▶ **Document**
L’ANGLAIS, UN MAUVAIS CHOIX

L’ANGLAIS, UN MAUVAIS CHOIX
… comme langue universelle. Un article en anglais du Observer.

Le succès de l’anglais peut conduire certaines fois à un triomphalisme
inapproprié. Si l’anglais aujourd’hui est devenu une langue globale, cela
résulte de forces non linguistiques, pas en raison de ses qualités
intrinsèques. Malgré les mythes, le choix de l’anglais comme langue
universelle constitue, à certains égards, un fort mauvais choix. La langue
anglaise n’est pas plus facile à apprendre que le français ou le russe. Elle
n’est pas plus belle, mélodieuse ou plus éloquente que l’italien ou
l’allemand, ou toute autre langue. De tels jugements n’ont pratiquement
aucun sens. Mélodieuse pour qui ?


The Observer – 18.3.2001



http://www.observer.co.uk/review/story/0,6903,458371,00.html

They’re talking our language

Britain may have lost an empire, but it
has gained a planet. Now all of us, from Filipino judges to Basque fishermen,
conduct our business in English – and that includes the French

by Robert McCrum

In Septmber 1977 the Nasa spacecraft
Voyager One blasted off on its historic unmanned mission to Jupiter and beyond.

▶ **Saved data entries**
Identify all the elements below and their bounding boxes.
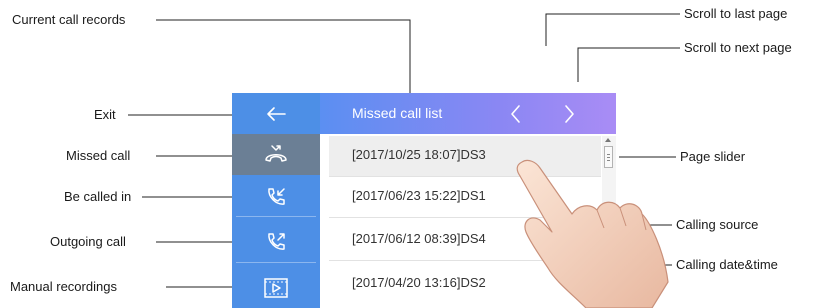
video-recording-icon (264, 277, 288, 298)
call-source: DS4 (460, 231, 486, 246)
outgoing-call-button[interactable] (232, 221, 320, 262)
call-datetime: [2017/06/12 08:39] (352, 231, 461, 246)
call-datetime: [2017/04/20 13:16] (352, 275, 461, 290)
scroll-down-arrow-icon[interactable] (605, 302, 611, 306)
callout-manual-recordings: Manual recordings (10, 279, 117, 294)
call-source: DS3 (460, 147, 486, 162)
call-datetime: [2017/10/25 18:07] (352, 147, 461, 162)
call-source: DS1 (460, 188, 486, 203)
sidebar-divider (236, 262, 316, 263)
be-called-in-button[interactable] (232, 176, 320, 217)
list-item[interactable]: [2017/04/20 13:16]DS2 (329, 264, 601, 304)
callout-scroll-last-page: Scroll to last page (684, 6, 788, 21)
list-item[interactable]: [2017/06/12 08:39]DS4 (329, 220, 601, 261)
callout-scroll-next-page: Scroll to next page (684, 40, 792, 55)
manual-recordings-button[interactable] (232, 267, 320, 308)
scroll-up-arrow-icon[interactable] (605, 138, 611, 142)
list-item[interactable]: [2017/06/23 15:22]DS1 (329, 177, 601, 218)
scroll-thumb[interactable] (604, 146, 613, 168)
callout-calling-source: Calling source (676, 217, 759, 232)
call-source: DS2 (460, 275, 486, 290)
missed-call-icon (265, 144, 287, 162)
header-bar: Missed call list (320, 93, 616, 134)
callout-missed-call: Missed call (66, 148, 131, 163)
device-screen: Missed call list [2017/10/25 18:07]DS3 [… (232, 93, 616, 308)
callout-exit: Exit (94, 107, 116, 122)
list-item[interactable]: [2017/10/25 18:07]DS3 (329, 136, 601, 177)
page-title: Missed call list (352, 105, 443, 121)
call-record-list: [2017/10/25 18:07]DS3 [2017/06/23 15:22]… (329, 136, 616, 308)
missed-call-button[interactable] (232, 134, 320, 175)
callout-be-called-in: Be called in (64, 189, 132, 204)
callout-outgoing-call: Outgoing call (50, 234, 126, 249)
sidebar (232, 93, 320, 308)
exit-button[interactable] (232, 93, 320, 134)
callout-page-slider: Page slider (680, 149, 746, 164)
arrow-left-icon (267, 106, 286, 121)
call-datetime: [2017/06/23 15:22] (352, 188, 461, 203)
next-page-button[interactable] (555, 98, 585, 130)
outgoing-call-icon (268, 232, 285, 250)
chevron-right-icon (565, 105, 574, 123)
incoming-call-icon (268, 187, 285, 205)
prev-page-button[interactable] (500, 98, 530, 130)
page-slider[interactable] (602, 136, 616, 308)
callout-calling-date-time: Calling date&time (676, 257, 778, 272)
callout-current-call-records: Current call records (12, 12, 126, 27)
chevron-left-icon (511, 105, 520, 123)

--

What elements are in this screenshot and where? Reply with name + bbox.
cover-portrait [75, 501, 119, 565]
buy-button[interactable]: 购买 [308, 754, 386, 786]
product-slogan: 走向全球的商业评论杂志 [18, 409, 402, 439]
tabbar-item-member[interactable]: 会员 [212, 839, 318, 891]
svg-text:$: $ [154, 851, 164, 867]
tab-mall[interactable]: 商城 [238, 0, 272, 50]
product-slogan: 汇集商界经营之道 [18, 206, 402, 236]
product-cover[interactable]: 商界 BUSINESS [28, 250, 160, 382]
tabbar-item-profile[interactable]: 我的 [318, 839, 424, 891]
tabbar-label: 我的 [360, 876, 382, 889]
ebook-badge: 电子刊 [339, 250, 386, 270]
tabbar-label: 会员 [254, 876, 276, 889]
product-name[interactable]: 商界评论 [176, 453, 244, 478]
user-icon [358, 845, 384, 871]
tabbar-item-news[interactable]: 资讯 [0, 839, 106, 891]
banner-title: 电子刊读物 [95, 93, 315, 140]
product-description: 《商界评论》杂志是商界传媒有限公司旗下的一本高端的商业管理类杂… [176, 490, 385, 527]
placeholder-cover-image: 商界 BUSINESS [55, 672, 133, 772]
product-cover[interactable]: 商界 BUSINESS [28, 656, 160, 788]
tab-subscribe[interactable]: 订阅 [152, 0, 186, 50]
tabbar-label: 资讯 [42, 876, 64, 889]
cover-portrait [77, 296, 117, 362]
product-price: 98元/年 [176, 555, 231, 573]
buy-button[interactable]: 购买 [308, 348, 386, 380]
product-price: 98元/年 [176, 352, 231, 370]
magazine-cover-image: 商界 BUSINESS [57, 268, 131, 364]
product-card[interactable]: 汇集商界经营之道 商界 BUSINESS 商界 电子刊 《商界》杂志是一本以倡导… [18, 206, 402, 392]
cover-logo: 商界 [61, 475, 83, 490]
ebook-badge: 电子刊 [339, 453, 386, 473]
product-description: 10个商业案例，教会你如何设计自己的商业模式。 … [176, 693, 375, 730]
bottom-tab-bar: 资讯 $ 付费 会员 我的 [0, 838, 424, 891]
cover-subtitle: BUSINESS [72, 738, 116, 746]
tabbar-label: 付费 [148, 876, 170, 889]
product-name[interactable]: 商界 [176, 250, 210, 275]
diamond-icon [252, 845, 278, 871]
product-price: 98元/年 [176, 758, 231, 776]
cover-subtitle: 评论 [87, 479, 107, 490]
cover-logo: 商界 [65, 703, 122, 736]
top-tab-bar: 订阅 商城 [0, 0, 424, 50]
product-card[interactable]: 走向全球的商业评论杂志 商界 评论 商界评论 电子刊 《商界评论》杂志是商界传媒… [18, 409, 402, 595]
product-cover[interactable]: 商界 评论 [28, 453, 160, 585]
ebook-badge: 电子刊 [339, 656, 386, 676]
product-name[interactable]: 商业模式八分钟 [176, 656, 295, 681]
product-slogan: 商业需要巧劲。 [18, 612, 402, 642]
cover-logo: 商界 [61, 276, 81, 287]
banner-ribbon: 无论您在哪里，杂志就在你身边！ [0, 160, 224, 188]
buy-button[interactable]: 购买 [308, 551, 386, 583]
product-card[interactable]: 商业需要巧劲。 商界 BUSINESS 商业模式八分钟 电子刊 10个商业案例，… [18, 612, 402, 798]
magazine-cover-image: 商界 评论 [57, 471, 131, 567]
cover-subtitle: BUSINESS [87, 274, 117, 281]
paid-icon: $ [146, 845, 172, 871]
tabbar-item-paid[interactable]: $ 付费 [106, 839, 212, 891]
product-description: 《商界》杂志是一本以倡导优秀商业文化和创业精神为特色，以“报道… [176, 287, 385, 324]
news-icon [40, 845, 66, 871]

▶ **Exercise**
According to the article on English as a global language, what has Britain gained despite losing an empire?

▶ **Output**
A planet.